[Given task]
List all lines in the material below that contain "Startup".

Data extracted from a collection:
*****

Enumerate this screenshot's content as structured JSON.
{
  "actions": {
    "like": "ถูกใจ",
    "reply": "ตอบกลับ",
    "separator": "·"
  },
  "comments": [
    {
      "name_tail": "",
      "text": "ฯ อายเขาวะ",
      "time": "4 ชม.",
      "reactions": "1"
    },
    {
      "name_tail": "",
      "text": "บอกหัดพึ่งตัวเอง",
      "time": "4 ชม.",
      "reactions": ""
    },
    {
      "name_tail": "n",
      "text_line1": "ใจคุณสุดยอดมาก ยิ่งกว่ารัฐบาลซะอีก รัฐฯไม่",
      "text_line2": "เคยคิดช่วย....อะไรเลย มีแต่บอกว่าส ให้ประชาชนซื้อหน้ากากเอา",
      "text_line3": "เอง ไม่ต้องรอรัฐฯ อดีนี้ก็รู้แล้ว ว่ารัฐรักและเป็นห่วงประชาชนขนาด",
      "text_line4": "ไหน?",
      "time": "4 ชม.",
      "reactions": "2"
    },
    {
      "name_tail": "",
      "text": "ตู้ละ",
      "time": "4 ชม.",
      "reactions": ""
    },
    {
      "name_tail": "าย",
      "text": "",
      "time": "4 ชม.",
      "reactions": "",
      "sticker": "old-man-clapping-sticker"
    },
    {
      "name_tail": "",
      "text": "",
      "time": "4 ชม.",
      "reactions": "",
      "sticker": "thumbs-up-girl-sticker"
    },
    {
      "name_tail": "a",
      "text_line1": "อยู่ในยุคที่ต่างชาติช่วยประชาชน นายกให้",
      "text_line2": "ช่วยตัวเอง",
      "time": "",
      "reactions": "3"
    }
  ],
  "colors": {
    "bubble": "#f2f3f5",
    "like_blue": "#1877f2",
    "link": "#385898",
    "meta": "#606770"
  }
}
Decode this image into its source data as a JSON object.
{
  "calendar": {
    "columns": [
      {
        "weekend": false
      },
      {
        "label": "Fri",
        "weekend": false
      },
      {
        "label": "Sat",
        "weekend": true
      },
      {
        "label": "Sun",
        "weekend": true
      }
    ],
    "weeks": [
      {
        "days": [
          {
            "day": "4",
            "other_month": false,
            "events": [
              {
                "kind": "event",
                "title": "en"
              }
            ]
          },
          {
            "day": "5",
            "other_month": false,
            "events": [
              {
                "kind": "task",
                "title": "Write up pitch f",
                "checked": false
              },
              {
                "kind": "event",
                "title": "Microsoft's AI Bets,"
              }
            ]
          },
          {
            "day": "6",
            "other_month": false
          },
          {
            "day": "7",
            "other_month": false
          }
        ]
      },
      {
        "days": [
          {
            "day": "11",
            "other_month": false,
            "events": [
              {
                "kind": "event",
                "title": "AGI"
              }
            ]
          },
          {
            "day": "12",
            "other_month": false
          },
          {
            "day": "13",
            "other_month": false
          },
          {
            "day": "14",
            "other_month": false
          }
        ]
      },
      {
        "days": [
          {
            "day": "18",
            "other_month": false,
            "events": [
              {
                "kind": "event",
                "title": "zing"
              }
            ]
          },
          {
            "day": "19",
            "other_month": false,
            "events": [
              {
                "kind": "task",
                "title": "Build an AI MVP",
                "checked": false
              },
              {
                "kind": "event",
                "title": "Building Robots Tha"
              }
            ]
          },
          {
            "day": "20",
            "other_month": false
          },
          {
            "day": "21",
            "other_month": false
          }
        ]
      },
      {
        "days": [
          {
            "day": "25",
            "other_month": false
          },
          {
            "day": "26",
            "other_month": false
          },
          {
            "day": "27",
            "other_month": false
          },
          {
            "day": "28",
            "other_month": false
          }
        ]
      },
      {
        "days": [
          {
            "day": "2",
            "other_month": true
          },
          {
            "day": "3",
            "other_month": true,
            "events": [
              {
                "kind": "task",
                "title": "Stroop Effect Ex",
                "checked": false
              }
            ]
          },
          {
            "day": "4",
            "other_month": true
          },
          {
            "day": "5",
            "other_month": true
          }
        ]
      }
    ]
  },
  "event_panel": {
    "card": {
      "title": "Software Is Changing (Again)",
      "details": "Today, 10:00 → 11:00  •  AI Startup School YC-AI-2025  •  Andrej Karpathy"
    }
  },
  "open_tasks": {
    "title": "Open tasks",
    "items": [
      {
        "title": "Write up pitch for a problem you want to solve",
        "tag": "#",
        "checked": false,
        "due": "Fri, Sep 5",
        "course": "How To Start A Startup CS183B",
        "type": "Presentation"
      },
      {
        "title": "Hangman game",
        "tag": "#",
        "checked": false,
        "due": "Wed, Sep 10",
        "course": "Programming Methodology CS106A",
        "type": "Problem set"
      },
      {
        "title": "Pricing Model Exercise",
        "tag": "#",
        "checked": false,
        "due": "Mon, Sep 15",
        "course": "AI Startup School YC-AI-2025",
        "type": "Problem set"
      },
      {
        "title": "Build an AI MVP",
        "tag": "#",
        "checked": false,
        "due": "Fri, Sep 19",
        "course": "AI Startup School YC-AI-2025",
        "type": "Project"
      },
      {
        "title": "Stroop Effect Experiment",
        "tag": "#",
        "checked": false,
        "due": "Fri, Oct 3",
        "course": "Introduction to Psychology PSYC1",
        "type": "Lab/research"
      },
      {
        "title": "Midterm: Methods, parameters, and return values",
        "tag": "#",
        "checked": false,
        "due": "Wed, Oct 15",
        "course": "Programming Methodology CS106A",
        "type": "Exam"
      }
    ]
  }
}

*****

[Solution for this exercise]
      "details": "Today, 10:00 → 11:00  •  AI Startup School YC-AI-2025  •  Andrej Karpathy"
        "course": "How To Start A Startup CS183B",
        "course": "AI Startup School YC-AI-2025",
        "course": "AI Startup School YC-AI-2025",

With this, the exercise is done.